* Begin *

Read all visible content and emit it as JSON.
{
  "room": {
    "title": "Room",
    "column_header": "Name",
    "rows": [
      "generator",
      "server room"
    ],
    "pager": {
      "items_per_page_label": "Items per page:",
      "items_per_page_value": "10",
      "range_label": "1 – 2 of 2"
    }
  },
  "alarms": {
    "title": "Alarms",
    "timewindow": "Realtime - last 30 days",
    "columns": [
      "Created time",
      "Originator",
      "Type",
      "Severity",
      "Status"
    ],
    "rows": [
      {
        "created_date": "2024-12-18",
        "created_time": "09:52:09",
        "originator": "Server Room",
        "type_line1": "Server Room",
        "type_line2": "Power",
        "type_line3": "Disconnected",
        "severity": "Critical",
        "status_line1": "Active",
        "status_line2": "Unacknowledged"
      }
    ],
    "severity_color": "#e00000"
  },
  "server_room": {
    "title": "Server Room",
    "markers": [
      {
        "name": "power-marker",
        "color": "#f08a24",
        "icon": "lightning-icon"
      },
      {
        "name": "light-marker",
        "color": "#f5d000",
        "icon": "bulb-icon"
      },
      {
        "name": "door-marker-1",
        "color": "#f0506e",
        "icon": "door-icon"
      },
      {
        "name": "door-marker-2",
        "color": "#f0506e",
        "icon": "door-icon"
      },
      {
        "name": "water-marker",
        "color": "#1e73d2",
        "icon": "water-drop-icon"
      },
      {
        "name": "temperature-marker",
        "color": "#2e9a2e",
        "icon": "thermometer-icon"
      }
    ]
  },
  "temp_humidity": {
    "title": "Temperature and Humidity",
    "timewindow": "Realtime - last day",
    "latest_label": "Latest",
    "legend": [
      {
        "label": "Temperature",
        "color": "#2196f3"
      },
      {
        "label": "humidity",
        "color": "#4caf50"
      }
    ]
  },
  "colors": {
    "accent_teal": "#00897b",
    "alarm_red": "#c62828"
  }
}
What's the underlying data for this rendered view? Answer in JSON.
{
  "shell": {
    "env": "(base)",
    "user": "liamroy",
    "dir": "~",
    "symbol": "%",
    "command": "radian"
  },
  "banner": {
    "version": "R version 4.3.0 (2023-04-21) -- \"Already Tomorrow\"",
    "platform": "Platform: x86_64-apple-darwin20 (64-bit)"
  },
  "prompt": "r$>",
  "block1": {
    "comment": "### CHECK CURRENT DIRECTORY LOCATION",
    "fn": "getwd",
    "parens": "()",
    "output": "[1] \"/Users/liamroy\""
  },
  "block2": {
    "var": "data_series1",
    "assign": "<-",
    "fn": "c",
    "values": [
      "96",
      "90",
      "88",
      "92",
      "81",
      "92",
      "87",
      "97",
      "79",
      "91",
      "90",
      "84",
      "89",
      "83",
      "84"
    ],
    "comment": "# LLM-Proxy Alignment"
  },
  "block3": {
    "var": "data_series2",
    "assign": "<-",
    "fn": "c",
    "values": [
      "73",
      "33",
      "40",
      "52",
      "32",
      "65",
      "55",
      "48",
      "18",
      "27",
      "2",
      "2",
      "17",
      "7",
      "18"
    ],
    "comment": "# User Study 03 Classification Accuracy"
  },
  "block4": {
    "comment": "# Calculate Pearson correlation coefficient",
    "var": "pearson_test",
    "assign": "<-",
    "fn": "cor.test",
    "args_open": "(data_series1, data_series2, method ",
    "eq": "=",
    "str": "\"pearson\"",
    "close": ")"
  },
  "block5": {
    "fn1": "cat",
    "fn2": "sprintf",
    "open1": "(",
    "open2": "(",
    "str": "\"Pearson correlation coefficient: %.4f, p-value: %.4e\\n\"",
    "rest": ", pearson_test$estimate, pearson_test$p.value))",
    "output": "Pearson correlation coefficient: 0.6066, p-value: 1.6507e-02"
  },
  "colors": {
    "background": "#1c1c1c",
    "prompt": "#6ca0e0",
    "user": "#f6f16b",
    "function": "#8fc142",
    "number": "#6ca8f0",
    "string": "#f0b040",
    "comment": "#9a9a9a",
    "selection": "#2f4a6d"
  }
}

* End *

• WORK INSTRUCTIONS: Your task is to output all of the data above word for word.

• RESULT:
Read all visible content and emit it as JSON.
{
  "room": {
    "title": "Room",
    "column_header": "Name",
    "rows": [
      "generator",
      "server room"
    ],
    "pager": {
      "items_per_page_label": "Items per page:",
      "items_per_page_value": "10",
      "range_label": "1 – 2 of 2"
    }
  },
  "alarms": {
    "title": "Alarms",
    "timewindow": "Realtime - last 30 days",
    "columns": [
      "Created time",
      "Originator",
      "Type",
      "Severity",
      "Status"
    ],
    "rows": [
      {
        "created_date": "2024-12-18",
        "created_time": "09:52:09",
        "originator": "Server Room",
        "type_line1": "Server Room",
        "type_line2": "Power",
        "type_line3": "Disconnected",
        "severity": "Critical",
        "status_line1": "Active",
        "status_line2": "Unacknowledged"
      }
    ],
    "severity_color": "#e00000"
  },
  "server_room": {
    "title": "Server Room",
    "markers": [
      {
        "name": "power-marker",
        "color": "#f08a24",
        "icon": "lightning-icon"
      },
      {
        "name": "light-marker",
        "color": "#f5d000",
        "icon": "bulb-icon"
      },
      {
        "name": "door-marker-1",
        "color": "#f0506e",
        "icon": "door-icon"
      },
      {
        "name": "door-marker-2",
        "color": "#f0506e",
        "icon": "door-icon"
      },
      {
        "name": "water-marker",
        "color": "#1e73d2",
        "icon": "water-drop-icon"
      },
      {
        "name": "temperature-marker",
        "color": "#2e9a2e",
        "icon": "thermometer-icon"
      }
    ]
  },
  "temp_humidity": {
    "title": "Temperature and Humidity",
    "timewindow": "Realtime - last day",
    "latest_label": "Latest",
    "legend": [
      {
        "label": "Temperature",
        "color": "#2196f3"
      },
      {
        "label": "humidity",
        "color": "#4caf50"
      }
    ]
  },
  "colors": {
    "accent_teal": "#00897b",
    "alarm_red": "#c62828"
  }
}
What's the underlying data for this rendered view? Answer in JSON.
{
  "shell": {
    "env": "(base)",
    "user": "liamroy",
    "dir": "~",
    "symbol": "%",
    "command": "radian"
  },
  "banner": {
    "version": "R version 4.3.0 (2023-04-21) -- \"Already Tomorrow\"",
    "platform": "Platform: x86_64-apple-darwin20 (64-bit)"
  },
  "prompt": "r$>",
  "block1": {
    "comment": "### CHECK CURRENT DIRECTORY LOCATION",
    "fn": "getwd",
    "parens": "()",
    "output": "[1] \"/Users/liamroy\""
  },
  "block2": {
    "var": "data_series1",
    "assign": "<-",
    "fn": "c",
    "values": [
      "96",
      "90",
      "88",
      "92",
      "81",
      "92",
      "87",
      "97",
      "79",
      "91",
      "90",
      "84",
      "89",
      "83",
      "84"
    ],
    "comment": "# LLM-Proxy Alignment"
  },
  "block3": {
    "var": "data_series2",
    "assign": "<-",
    "fn": "c",
    "values": [
      "73",
      "33",
      "40",
      "52",
      "32",
      "65",
      "55",
      "48",
      "18",
      "27",
      "2",
      "2",
      "17",
      "7",
      "18"
    ],
    "comment": "# User Study 03 Classification Accuracy"
  },
  "block4": {
    "comment": "# Calculate Pearson correlation coefficient",
    "var": "pearson_test",
    "assign": "<-",
    "fn": "cor.test",
    "args_open": "(data_series1, data_series2, method ",
    "eq": "=",
    "str": "\"pearson\"",
    "close": ")"
  },
  "block5": {
    "fn1": "cat",
    "fn2": "sprintf",
    "open1": "(",
    "open2": "(",
    "str": "\"Pearson correlation coefficient: %.4f, p-value: %.4e\\n\"",
    "rest": ", pearson_test$estimate, pearson_test$p.value))",
    "output": "Pearson correlation coefficient: 0.6066, p-value: 1.6507e-02"
  },
  "colors": {
    "background": "#1c1c1c",
    "prompt": "#6ca0e0",
    "user": "#f6f16b",
    "function": "#8fc142",
    "number": "#6ca8f0",
    "string": "#f0b040",
    "comment": "#9a9a9a",
    "selection": "#2f4a6d"
  }
}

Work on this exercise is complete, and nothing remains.